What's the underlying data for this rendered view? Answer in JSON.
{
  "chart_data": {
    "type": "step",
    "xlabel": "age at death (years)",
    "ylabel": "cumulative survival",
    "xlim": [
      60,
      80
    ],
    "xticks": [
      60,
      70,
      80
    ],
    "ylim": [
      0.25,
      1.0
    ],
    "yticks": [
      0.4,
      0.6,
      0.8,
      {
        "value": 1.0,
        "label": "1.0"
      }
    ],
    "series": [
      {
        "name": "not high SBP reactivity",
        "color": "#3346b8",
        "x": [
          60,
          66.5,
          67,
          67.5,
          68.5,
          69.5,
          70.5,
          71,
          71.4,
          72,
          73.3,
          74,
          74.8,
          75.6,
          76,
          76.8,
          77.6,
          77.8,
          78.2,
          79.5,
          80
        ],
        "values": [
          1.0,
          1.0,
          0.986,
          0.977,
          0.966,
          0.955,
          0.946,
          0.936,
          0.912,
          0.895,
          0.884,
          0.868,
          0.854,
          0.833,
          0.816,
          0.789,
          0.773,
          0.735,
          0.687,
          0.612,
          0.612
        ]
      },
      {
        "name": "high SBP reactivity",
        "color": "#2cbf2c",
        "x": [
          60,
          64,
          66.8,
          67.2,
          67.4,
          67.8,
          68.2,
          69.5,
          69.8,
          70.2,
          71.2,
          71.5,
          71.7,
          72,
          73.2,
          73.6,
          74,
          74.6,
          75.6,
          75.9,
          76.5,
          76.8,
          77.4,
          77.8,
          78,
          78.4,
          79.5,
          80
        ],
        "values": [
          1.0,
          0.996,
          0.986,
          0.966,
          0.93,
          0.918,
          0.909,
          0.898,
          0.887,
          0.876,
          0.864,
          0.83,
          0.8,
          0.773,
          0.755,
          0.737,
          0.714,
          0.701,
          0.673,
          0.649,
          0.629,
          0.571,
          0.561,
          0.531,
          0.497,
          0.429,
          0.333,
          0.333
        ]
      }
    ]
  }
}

====

AIM OF THE TASK:
Wherever "reactivity" shows up in a line, copy that line.

RESPONSE FOR THIS EXERCISE:
        "name": "not high SBP reactivity",
        "name": "high SBP reactivity",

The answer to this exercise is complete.